WORK REQUIRED: From the entries, filter out every line that lacks "examples" and copy the rest.

RECORDED INFORMATION:
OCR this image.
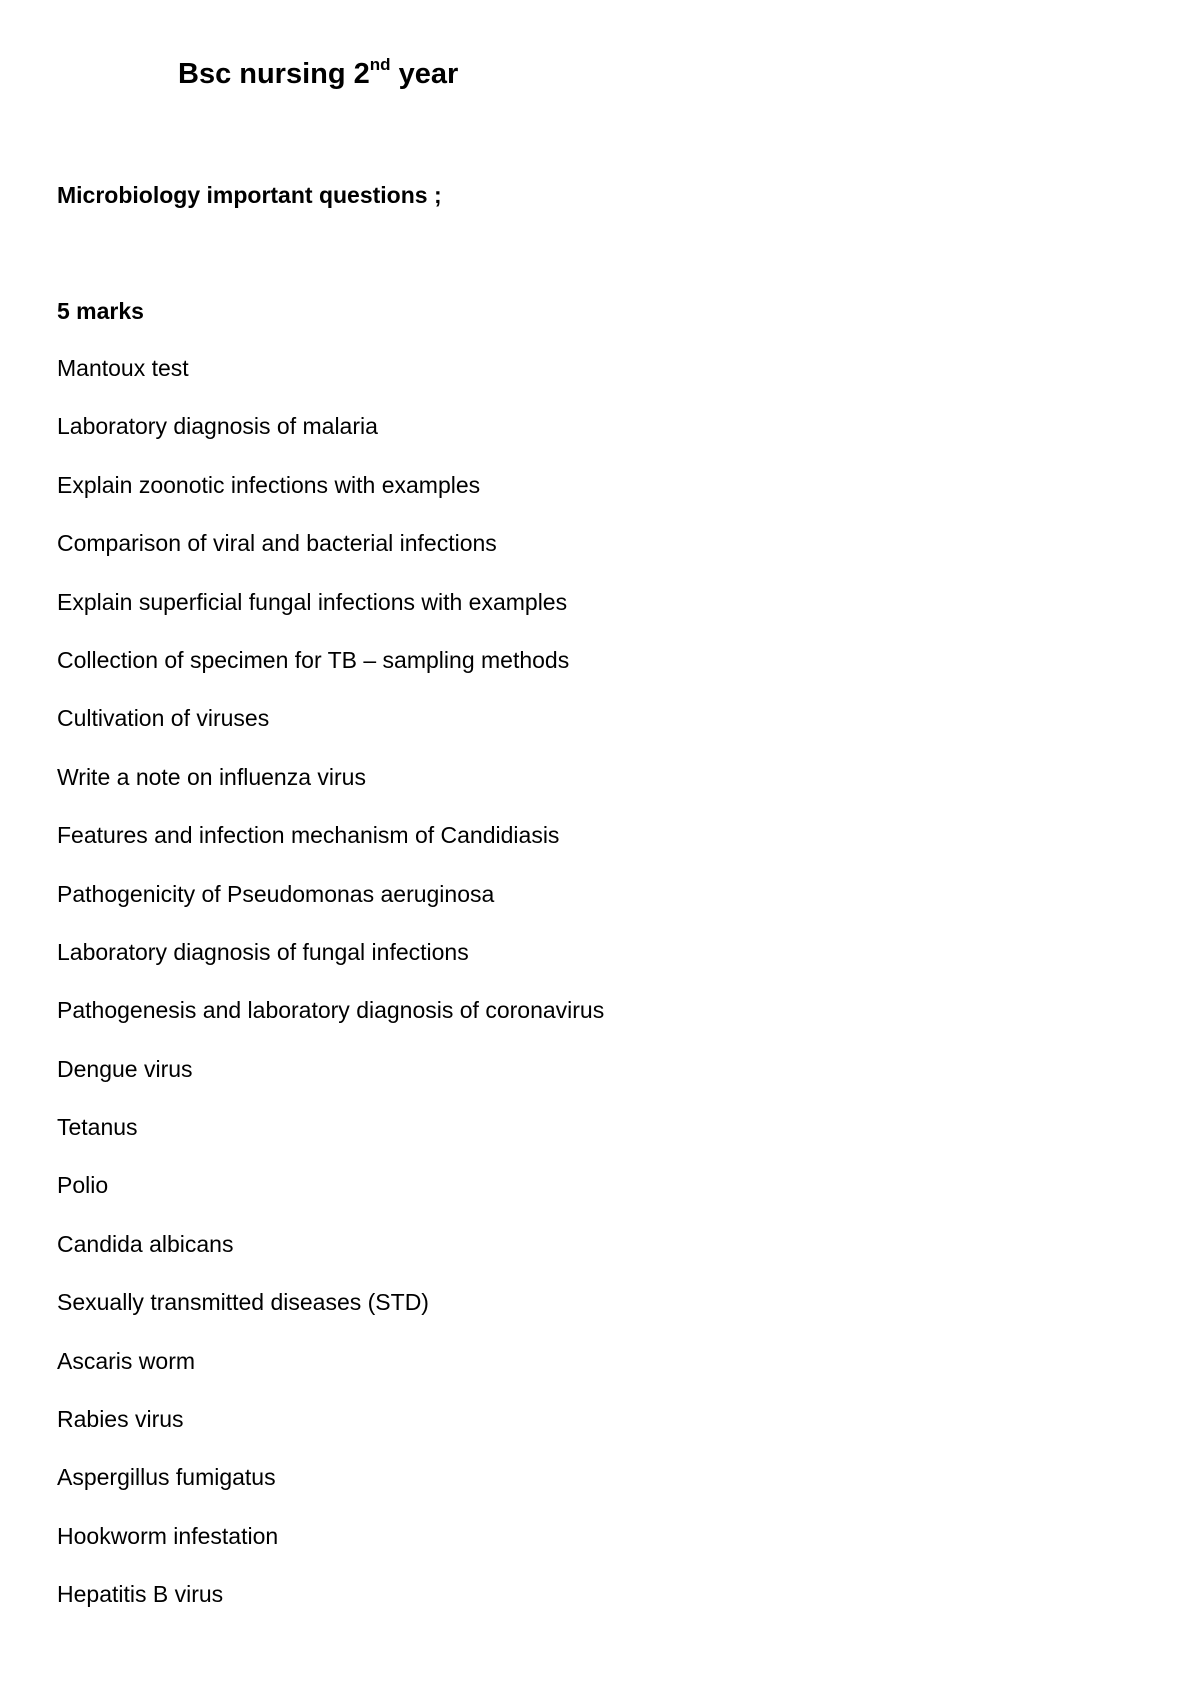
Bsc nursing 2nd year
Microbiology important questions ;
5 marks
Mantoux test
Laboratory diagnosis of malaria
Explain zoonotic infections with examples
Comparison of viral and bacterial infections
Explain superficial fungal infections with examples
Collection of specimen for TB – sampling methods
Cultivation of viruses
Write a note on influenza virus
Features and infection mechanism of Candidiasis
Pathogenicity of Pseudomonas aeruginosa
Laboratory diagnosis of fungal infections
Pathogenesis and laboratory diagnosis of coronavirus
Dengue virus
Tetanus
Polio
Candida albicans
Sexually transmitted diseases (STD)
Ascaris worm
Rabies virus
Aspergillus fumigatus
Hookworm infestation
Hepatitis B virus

SOLUTION:
Explain zoonotic infections with examples
Explain superficial fungal infections with examples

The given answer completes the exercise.